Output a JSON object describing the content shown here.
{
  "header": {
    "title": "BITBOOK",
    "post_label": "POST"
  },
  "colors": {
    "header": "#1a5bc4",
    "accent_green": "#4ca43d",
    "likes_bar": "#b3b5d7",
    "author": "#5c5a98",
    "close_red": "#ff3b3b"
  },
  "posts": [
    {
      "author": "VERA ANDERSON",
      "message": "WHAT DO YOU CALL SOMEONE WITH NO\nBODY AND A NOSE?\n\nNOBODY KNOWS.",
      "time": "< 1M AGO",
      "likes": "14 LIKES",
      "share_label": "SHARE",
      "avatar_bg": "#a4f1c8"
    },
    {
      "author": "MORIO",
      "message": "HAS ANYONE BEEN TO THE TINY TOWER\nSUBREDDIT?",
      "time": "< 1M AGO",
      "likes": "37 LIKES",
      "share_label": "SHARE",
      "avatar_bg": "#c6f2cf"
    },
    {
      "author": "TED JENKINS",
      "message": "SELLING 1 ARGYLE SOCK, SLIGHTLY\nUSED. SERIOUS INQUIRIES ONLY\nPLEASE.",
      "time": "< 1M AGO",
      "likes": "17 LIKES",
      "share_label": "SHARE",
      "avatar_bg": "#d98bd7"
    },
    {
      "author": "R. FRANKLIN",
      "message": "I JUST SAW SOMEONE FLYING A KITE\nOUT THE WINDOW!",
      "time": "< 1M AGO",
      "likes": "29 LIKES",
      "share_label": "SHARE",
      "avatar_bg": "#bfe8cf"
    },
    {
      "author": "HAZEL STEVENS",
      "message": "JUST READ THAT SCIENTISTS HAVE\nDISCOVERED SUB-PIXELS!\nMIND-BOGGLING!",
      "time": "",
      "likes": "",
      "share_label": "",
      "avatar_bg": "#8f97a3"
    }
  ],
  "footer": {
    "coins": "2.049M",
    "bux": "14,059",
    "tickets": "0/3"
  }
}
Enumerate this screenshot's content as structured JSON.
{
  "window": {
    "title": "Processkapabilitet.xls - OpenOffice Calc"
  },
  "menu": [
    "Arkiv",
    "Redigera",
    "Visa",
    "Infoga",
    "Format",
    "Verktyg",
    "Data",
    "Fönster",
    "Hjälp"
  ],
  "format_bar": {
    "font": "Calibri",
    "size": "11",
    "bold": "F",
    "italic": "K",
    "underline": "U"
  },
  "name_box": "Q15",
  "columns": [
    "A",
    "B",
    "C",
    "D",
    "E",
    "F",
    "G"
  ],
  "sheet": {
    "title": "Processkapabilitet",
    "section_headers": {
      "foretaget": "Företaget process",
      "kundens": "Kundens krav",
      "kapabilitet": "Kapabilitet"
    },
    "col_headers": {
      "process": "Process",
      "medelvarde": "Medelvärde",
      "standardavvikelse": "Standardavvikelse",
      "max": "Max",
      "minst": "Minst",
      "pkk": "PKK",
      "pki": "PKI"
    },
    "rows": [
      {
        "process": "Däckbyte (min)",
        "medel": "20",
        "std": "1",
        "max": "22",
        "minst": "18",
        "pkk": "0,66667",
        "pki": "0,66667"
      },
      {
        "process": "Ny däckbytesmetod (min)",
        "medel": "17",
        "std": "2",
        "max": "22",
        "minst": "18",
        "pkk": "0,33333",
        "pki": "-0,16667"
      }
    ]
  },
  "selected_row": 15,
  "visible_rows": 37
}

* * * * * * *

- **Stated exercise**
Repeat only the lines running from the line that contains "Enumerate this screenshot's" through the last line above, inclusive.

- **Result for this task**
Enumerate this screenshot's content as structured JSON.
{
  "window": {
    "title": "Processkapabilitet.xls - OpenOffice Calc"
  },
  "menu": [
    "Arkiv",
    "Redigera",
    "Visa",
    "Infoga",
    "Format",
    "Verktyg",
    "Data",
    "Fönster",
    "Hjälp"
  ],
  "format_bar": {
    "font": "Calibri",
    "size": "11",
    "bold": "F",
    "italic": "K",
    "underline": "U"
  },
  "name_box": "Q15",
  "columns": [
    "A",
    "B",
    "C",
    "D",
    "E",
    "F",
    "G"
  ],
  "sheet": {
    "title": "Processkapabilitet",
    "section_headers": {
      "foretaget": "Företaget process",
      "kundens": "Kundens krav",
      "kapabilitet": "Kapabilitet"
    },
    "col_headers": {
      "process": "Process",
      "medelvarde": "Medelvärde",
      "standardavvikelse": "Standardavvikelse",
      "max": "Max",
      "minst": "Minst",
      "pkk": "PKK",
      "pki": "PKI"
    },
    "rows": [
      {
        "process": "Däckbyte (min)",
        "medel": "20",
        "std": "1",
        "max": "22",
        "minst": "18",
        "pkk": "0,66667",
        "pki": "0,66667"
      },
      {
        "process": "Ny däckbytesmetod (min)",
        "medel": "17",
        "std": "2",
        "max": "22",
        "minst": "18",
        "pkk": "0,33333",
        "pki": "-0,16667"
      }
    ]
  },
  "selected_row": 15,
  "visible_rows": 37
}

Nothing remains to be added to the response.